** Begin Exercise input **

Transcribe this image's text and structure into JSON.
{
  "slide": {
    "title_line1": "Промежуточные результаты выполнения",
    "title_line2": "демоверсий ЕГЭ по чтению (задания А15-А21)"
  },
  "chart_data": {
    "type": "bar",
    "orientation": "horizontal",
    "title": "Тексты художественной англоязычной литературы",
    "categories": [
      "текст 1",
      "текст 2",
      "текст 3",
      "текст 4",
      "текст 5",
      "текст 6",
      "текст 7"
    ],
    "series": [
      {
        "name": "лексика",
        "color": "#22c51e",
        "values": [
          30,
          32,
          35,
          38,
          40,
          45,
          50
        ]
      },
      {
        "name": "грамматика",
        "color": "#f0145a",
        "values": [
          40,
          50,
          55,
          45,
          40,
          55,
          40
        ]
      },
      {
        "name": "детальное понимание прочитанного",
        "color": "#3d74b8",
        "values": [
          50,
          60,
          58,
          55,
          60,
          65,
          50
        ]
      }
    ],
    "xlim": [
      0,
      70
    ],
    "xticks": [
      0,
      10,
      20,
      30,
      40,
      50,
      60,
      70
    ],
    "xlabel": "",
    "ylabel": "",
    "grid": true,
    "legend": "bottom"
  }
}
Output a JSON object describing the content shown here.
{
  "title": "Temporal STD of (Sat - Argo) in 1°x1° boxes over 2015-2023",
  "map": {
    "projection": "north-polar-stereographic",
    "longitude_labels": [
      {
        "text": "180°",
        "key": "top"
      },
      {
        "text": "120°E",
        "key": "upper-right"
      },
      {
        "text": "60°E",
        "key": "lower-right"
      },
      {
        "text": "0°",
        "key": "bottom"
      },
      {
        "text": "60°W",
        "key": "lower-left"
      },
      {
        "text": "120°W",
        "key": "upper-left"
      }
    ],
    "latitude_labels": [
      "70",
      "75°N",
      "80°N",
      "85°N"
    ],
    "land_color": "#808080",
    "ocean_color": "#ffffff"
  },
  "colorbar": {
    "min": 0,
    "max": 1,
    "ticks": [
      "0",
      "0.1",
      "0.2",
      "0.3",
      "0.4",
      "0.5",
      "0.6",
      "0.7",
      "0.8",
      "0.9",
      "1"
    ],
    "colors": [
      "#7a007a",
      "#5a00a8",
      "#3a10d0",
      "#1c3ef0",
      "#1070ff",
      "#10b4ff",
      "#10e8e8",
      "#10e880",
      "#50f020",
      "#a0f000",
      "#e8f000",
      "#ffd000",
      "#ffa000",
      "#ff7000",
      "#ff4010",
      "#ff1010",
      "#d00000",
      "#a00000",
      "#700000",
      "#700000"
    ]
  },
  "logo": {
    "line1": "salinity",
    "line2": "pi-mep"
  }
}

** End Exercise input **

Every line above that contains the word "text" should be reported.

Transcribe this image's text and structure into JSON.
        "text": "180°",
        "text": "120°E",
        "text": "60°E",
        "text": "0°",
        "text": "60°W",
        "text": "120°W",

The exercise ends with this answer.